====== The records

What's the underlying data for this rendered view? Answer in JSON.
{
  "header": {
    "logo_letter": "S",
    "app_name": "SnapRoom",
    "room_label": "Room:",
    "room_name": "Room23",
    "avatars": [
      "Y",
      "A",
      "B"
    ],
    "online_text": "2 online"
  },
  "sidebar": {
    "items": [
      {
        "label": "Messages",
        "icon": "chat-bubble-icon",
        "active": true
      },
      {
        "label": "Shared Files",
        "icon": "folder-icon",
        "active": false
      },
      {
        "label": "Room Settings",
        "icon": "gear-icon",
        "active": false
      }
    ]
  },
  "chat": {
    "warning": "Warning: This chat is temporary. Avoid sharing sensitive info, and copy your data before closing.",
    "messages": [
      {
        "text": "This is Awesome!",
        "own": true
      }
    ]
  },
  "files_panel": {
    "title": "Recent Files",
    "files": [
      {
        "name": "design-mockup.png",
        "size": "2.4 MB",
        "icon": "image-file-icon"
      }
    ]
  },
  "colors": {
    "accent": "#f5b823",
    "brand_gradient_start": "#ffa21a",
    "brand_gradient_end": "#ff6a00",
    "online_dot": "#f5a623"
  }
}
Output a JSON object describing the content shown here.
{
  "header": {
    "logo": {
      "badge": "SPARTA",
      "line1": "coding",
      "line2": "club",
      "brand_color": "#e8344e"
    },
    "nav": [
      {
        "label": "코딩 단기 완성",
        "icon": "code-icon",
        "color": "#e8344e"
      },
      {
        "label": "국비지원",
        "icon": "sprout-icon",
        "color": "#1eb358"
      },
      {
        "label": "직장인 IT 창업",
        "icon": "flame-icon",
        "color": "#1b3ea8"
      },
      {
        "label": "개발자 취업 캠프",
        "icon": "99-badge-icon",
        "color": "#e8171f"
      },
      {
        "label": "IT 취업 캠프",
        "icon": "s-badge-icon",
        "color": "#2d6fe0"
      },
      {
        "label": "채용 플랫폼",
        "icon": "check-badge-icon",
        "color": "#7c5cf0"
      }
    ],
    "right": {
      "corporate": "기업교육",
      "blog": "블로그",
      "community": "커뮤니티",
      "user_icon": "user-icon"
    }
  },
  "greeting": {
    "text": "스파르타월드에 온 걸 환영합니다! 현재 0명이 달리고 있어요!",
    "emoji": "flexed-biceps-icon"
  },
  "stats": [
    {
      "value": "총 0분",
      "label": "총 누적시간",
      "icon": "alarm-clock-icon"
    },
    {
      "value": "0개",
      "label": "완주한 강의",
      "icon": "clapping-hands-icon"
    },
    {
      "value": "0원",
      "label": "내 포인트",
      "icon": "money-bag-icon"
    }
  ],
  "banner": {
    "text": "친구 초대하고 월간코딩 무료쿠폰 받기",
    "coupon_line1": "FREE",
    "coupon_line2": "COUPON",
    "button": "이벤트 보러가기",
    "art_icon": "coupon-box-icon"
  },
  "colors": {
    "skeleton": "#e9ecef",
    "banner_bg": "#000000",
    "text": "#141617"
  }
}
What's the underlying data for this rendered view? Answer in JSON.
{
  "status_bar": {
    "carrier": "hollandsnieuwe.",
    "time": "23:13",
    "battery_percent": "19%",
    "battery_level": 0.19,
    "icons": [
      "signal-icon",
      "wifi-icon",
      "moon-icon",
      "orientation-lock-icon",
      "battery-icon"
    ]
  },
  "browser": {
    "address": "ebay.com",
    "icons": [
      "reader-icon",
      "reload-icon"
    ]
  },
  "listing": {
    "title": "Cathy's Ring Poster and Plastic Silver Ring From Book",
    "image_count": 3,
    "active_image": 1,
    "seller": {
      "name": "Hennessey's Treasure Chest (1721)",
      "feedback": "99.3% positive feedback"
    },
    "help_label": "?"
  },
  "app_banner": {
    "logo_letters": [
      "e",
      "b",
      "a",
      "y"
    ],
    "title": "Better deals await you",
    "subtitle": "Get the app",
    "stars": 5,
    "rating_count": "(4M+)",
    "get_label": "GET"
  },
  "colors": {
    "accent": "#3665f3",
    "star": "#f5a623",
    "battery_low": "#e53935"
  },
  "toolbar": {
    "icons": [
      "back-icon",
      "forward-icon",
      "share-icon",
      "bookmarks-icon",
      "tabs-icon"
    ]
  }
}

============

* Required work *
List every line above containing the word "badge".

* Response *
      "badge": "SPARTA",
        "icon": "99-badge-icon",
        "icon": "s-badge-icon",
        "icon": "check-badge-icon",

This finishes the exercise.